# start of AVAILABLE RECORDS
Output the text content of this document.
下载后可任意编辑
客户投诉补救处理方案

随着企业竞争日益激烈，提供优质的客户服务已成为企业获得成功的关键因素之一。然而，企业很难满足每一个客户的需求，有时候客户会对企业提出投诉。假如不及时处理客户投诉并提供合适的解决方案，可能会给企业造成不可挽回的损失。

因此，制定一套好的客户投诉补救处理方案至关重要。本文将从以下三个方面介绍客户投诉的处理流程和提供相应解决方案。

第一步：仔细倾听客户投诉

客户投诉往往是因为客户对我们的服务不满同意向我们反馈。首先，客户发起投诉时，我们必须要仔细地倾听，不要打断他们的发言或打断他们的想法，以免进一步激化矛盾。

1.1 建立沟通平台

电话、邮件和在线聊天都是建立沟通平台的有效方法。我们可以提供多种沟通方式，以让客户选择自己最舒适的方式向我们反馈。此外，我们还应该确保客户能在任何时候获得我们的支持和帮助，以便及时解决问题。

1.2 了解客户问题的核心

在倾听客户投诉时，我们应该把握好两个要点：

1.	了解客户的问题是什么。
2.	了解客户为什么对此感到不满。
# end of AVAILABLE RECORDS
_WORK TO COMPLETE:_ Take the material above and return all of it exactly.

_COMPLETE OUTPUT:_
Output the text content of this document.
下载后可任意编辑
客户投诉补救处理方案

随着企业竞争日益激烈，提供优质的客户服务已成为企业获得成功的关键因素之一。然而，企业很难满足每一个客户的需求，有时候客户会对企业提出投诉。假如不及时处理客户投诉并提供合适的解决方案，可能会给企业造成不可挽回的损失。

因此，制定一套好的客户投诉补救处理方案至关重要。本文将从以下三个方面介绍客户投诉的处理流程和提供相应解决方案。

第一步：仔细倾听客户投诉

客户投诉往往是因为客户对我们的服务不满同意向我们反馈。首先，客户发起投诉时，我们必须要仔细地倾听，不要打断他们的发言或打断他们的想法，以免进一步激化矛盾。

1.1 建立沟通平台

电话、邮件和在线聊天都是建立沟通平台的有效方法。我们可以提供多种沟通方式，以让客户选择自己最舒适的方式向我们反馈。此外，我们还应该确保客户能在任何时候获得我们的支持和帮助，以便及时解决问题。

1.2 了解客户问题的核心

在倾听客户投诉时，我们应该把握好两个要点：

1.	了解客户的问题是什么。
2.	了解客户为什么对此感到不满。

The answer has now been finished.